## Exercise goal
Tally the lines below that contain "viii". The number is the whole answer.

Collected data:

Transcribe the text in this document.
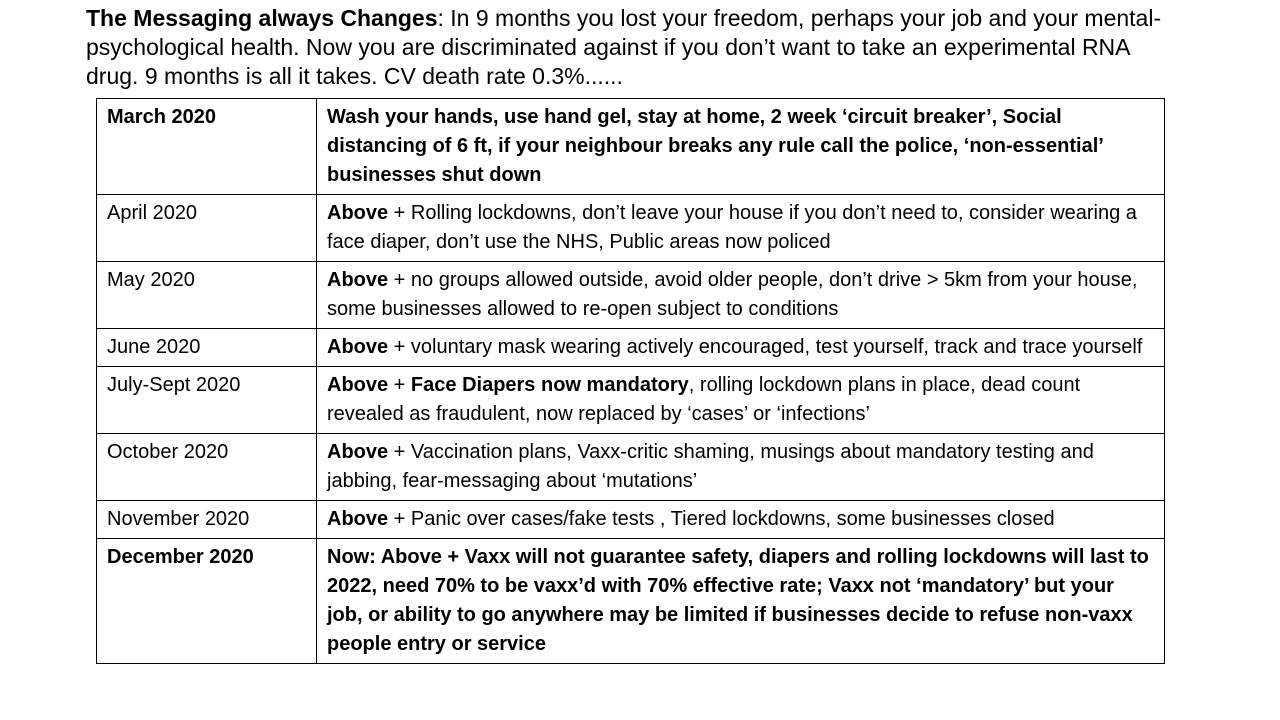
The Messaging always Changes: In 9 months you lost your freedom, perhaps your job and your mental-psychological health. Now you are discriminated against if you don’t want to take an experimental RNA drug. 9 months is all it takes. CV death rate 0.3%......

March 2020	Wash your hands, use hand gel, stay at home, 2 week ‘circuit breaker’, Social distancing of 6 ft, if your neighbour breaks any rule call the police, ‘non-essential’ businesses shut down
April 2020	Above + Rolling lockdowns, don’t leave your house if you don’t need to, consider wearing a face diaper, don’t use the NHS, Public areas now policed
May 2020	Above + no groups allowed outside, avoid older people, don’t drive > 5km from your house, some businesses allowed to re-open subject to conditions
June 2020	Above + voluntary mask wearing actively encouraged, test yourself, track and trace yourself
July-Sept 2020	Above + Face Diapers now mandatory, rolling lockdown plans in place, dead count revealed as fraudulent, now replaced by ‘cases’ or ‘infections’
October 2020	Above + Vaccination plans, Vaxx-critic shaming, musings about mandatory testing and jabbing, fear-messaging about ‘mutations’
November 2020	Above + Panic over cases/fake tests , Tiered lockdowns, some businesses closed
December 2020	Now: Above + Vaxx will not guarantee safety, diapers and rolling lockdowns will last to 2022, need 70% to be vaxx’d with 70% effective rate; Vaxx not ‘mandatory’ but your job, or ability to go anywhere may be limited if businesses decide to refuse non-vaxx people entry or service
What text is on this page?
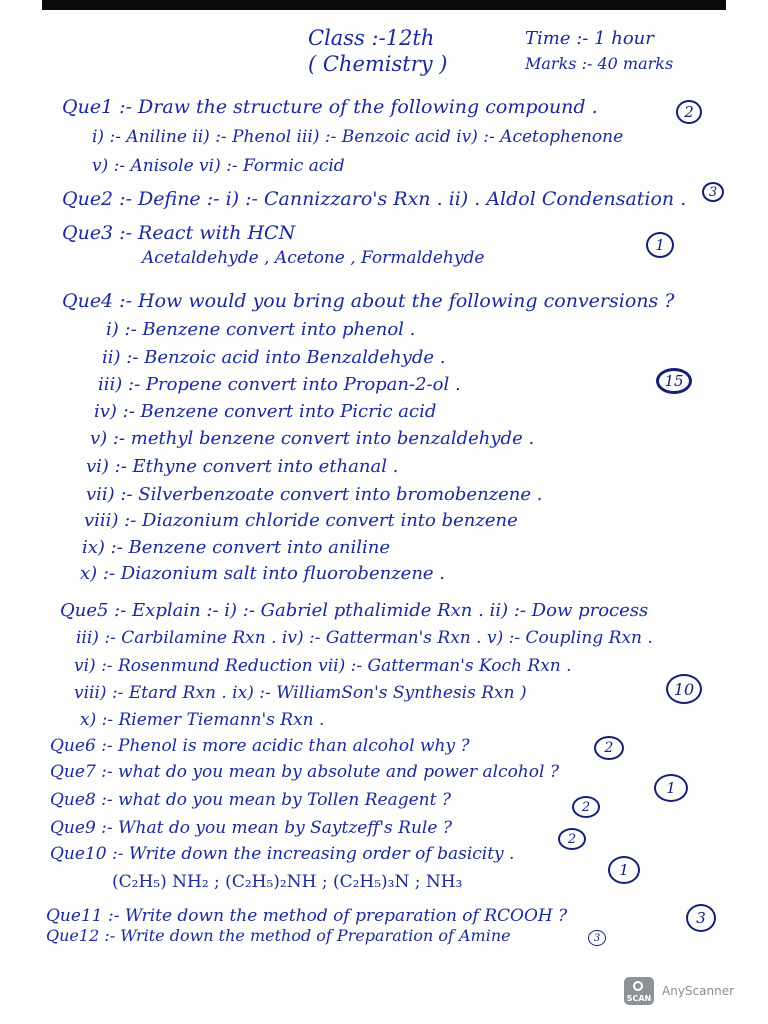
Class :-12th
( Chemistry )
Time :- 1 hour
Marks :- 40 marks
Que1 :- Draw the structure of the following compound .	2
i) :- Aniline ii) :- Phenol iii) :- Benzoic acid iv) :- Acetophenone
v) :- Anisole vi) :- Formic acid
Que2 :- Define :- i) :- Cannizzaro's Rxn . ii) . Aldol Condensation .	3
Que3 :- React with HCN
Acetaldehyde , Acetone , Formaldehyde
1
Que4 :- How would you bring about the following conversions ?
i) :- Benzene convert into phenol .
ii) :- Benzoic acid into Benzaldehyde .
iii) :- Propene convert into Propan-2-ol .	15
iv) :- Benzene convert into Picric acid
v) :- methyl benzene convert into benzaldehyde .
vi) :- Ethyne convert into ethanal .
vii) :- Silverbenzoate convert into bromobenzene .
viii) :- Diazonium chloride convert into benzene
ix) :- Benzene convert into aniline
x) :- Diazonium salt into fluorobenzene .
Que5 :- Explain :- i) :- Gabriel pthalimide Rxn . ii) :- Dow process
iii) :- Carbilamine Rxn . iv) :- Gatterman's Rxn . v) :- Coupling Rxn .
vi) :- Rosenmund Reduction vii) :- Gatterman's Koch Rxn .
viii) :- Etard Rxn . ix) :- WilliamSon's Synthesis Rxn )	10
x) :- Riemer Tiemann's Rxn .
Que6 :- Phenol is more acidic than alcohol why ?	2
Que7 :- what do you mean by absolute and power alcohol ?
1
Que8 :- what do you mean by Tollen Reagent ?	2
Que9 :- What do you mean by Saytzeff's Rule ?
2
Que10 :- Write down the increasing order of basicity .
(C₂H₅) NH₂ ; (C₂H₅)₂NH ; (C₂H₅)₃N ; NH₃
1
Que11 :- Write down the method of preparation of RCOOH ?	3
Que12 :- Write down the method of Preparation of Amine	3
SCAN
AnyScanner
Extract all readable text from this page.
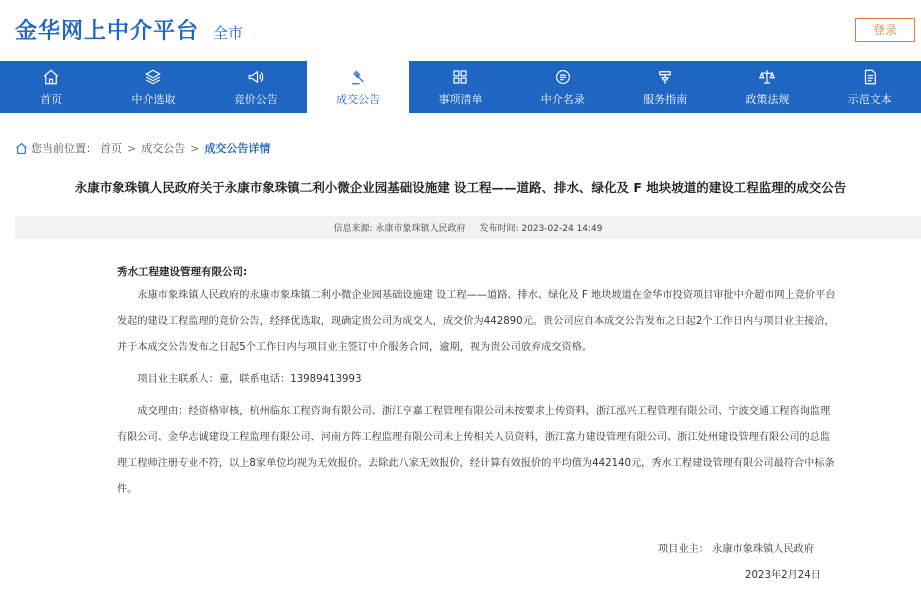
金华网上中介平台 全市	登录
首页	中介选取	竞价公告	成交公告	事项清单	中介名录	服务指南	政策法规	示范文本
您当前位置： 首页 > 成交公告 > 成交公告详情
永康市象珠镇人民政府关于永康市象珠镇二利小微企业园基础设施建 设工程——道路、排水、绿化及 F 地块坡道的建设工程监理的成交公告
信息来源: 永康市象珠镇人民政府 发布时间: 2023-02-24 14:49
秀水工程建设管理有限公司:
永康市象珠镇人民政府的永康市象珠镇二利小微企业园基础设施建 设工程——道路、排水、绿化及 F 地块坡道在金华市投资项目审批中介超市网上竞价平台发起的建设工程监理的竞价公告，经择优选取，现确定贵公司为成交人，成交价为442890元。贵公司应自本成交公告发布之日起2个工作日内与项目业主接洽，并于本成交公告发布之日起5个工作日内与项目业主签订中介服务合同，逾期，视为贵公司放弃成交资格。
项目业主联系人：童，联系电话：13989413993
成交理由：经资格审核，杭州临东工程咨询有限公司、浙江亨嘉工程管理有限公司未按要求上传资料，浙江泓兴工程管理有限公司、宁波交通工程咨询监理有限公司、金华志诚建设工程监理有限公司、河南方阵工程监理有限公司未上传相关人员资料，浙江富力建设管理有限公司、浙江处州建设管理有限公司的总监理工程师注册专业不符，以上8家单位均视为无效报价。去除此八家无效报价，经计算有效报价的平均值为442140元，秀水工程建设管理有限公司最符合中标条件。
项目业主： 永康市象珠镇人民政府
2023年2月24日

---

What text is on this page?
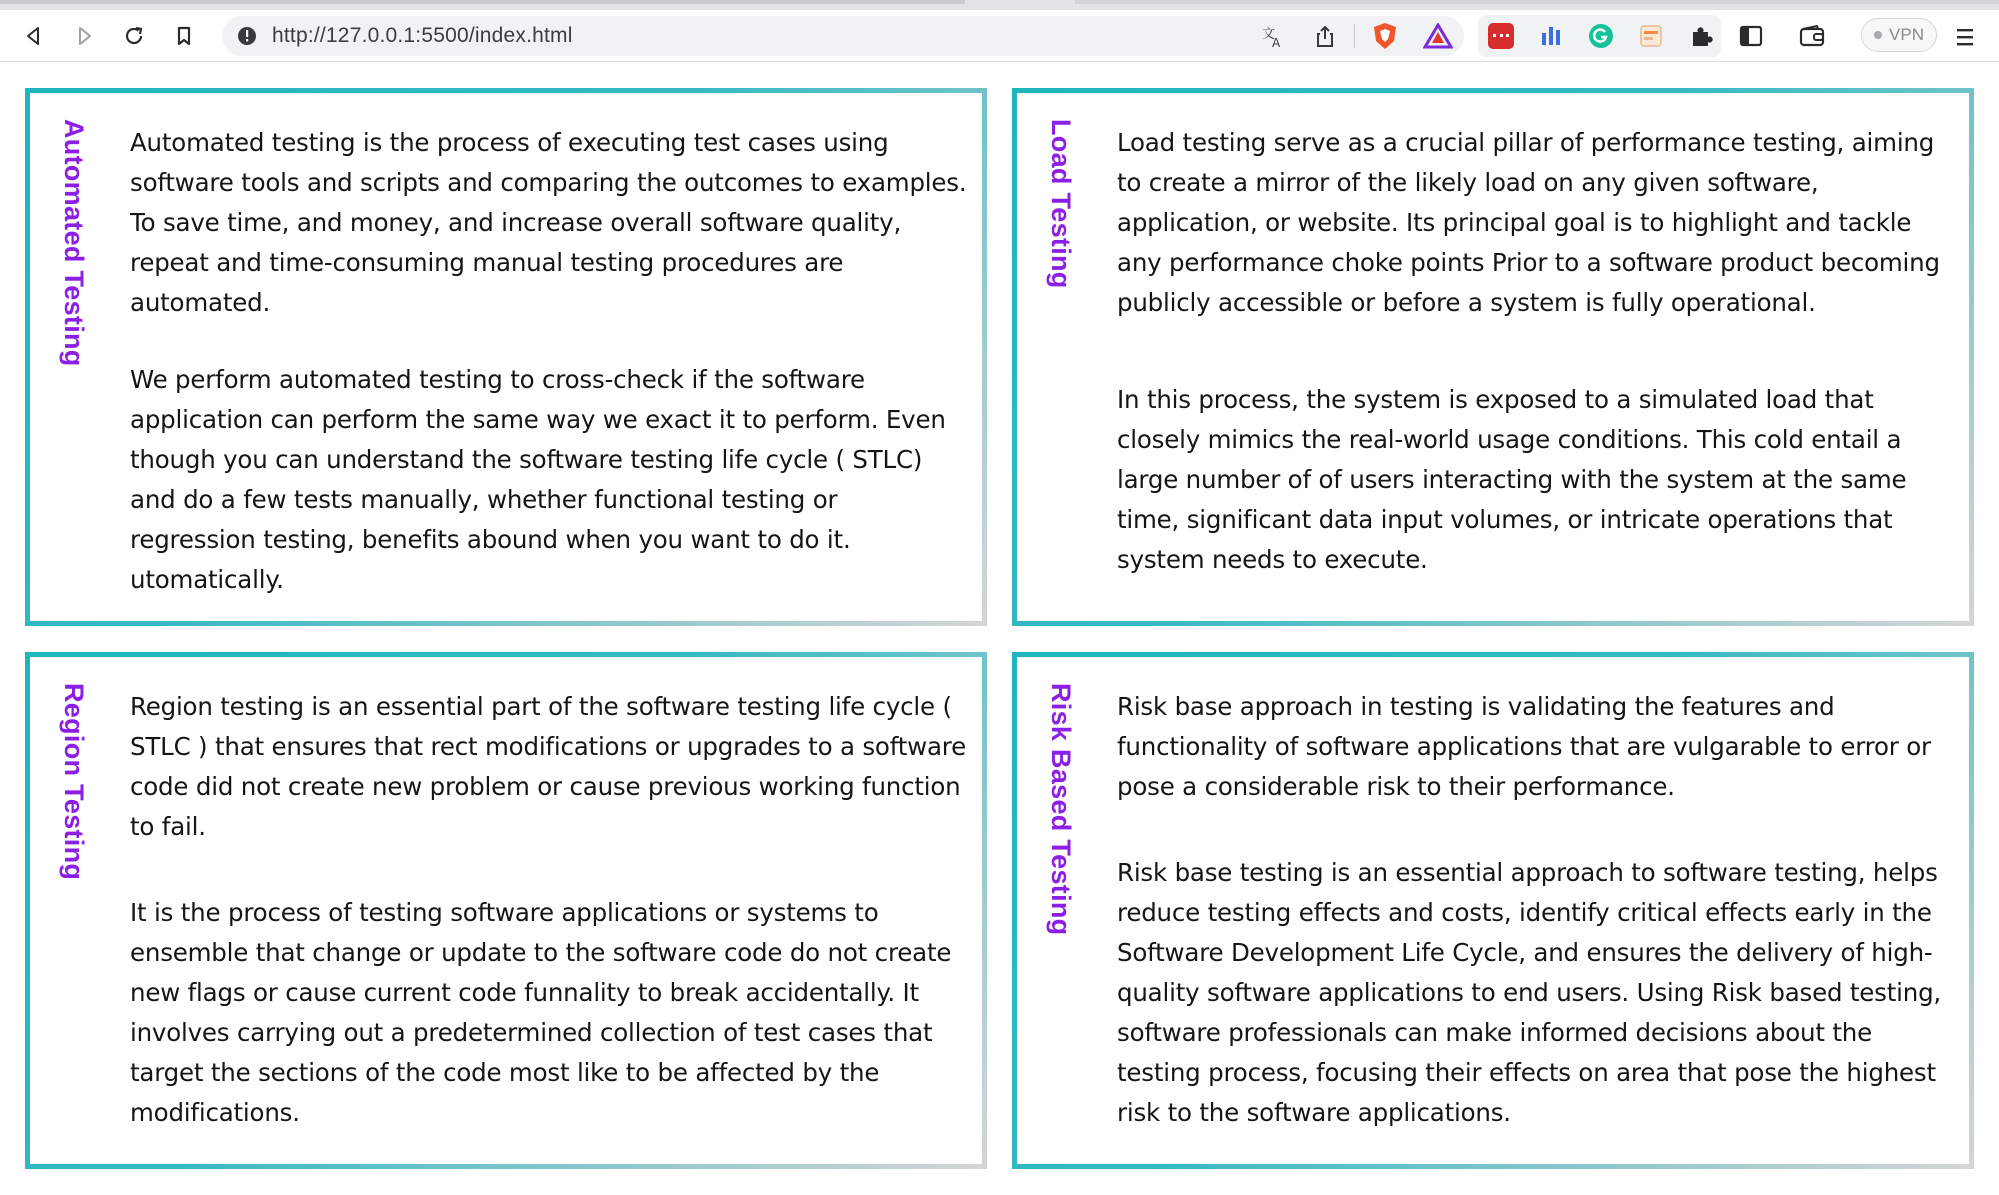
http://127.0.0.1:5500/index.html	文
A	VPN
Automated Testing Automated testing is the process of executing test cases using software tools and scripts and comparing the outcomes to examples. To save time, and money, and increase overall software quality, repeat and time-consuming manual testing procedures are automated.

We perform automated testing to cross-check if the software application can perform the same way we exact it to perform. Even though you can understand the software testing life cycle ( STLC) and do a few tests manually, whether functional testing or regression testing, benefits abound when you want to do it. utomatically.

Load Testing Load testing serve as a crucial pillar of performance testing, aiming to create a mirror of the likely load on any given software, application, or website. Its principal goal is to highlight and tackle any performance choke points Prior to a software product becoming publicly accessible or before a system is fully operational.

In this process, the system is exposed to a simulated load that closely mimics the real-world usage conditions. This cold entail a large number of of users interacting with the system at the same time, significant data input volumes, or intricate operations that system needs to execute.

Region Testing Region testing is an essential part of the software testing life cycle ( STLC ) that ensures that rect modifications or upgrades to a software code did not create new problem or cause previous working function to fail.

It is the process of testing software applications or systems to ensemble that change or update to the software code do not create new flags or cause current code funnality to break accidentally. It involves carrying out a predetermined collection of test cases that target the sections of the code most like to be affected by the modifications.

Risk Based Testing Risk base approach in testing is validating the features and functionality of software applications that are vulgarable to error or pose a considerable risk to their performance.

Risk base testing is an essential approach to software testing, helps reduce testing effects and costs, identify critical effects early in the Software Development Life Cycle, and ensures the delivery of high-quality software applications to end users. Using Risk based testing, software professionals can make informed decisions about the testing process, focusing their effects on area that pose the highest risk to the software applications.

## Expected answer
2